— begin Exercise data —

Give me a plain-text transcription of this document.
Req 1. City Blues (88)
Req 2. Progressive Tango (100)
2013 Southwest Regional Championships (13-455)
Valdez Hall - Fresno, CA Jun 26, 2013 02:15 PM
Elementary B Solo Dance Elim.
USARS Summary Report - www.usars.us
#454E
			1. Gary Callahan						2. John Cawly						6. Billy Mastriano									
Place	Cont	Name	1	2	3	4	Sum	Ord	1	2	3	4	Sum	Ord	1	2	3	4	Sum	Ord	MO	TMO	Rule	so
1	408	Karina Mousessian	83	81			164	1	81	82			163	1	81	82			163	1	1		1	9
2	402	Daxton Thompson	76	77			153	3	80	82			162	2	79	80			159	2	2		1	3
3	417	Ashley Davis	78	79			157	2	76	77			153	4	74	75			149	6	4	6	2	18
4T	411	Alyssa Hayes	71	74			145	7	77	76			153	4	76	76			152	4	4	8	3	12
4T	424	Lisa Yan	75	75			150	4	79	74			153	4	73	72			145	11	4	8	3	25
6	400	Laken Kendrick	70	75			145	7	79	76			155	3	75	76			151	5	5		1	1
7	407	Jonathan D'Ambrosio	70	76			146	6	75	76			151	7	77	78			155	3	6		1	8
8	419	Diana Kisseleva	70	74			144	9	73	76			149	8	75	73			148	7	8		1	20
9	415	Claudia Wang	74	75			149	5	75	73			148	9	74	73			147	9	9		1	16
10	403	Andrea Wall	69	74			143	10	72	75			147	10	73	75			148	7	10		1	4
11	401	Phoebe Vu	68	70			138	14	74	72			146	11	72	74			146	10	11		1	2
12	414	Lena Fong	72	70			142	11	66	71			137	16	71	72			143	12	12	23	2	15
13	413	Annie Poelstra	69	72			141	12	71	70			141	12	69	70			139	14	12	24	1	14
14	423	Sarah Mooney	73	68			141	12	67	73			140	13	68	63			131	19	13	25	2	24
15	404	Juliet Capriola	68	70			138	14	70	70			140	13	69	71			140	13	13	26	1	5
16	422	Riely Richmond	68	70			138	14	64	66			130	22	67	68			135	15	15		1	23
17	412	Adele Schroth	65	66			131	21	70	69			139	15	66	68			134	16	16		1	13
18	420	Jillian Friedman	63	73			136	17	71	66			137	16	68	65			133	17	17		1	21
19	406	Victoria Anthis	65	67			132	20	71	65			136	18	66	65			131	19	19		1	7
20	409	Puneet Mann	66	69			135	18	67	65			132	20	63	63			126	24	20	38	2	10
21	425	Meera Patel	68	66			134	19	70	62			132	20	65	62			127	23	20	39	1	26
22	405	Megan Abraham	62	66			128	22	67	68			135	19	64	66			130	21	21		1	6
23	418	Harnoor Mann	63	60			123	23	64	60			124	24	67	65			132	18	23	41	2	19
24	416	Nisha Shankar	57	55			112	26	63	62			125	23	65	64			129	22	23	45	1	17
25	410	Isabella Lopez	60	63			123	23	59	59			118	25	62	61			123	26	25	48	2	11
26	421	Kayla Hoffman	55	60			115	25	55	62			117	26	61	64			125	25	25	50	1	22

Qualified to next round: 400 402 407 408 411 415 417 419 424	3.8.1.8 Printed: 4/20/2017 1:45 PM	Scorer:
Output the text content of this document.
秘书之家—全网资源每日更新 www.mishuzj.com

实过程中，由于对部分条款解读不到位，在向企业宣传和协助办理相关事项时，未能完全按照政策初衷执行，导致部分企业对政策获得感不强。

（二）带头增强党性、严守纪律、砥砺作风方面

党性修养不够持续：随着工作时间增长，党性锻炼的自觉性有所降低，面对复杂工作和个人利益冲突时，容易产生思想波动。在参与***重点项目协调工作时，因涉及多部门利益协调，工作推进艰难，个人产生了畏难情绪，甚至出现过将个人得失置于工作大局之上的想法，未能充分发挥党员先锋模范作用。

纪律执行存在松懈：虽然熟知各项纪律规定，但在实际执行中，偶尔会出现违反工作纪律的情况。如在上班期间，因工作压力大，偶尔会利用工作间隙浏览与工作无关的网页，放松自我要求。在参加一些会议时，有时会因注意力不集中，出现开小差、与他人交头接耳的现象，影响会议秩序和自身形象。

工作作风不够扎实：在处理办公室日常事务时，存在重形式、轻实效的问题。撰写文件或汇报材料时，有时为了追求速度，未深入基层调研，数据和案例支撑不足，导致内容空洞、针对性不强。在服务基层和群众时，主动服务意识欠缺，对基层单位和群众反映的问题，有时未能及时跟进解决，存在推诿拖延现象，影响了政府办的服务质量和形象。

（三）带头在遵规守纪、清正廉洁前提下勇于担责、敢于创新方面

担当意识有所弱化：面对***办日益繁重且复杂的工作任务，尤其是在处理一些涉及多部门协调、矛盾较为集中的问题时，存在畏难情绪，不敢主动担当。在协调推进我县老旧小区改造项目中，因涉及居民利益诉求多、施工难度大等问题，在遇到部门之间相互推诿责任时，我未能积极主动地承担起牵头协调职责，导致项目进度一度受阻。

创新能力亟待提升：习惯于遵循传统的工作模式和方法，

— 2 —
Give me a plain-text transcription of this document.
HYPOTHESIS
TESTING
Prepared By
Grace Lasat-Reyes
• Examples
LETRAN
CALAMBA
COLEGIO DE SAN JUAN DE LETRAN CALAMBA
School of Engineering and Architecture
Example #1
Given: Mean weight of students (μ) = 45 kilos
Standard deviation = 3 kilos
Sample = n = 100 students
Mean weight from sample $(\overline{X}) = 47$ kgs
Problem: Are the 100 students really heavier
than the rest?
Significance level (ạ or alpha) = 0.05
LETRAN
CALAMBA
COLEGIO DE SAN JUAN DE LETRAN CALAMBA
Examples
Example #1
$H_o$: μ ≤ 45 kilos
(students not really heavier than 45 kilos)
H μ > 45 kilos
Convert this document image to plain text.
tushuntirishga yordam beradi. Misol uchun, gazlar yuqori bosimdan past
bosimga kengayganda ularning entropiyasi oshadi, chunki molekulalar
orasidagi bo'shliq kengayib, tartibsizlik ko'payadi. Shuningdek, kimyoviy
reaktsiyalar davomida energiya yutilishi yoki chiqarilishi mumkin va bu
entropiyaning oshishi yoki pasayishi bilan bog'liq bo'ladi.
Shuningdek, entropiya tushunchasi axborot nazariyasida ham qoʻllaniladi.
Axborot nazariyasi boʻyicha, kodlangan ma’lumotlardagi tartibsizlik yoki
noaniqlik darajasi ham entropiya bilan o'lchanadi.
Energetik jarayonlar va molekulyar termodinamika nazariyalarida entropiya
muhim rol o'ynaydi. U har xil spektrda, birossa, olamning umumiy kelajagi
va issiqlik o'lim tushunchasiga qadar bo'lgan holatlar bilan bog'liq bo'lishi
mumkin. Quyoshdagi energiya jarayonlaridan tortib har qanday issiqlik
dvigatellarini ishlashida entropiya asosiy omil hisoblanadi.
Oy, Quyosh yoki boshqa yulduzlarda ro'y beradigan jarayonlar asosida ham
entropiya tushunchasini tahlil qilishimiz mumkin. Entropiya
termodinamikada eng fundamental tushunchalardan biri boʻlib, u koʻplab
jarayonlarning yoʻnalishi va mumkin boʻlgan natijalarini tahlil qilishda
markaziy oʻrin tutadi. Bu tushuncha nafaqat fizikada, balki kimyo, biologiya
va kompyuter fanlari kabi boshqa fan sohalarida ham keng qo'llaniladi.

— end Exercise data —

◆ Exercise: Search the data above for the word "text", then gather each line in which it appears.

◆ Complete output:
Give me a plain-text transcription of this document.
Output the text content of this document.
Give me a plain-text transcription of this document.
Convert this document image to plain text.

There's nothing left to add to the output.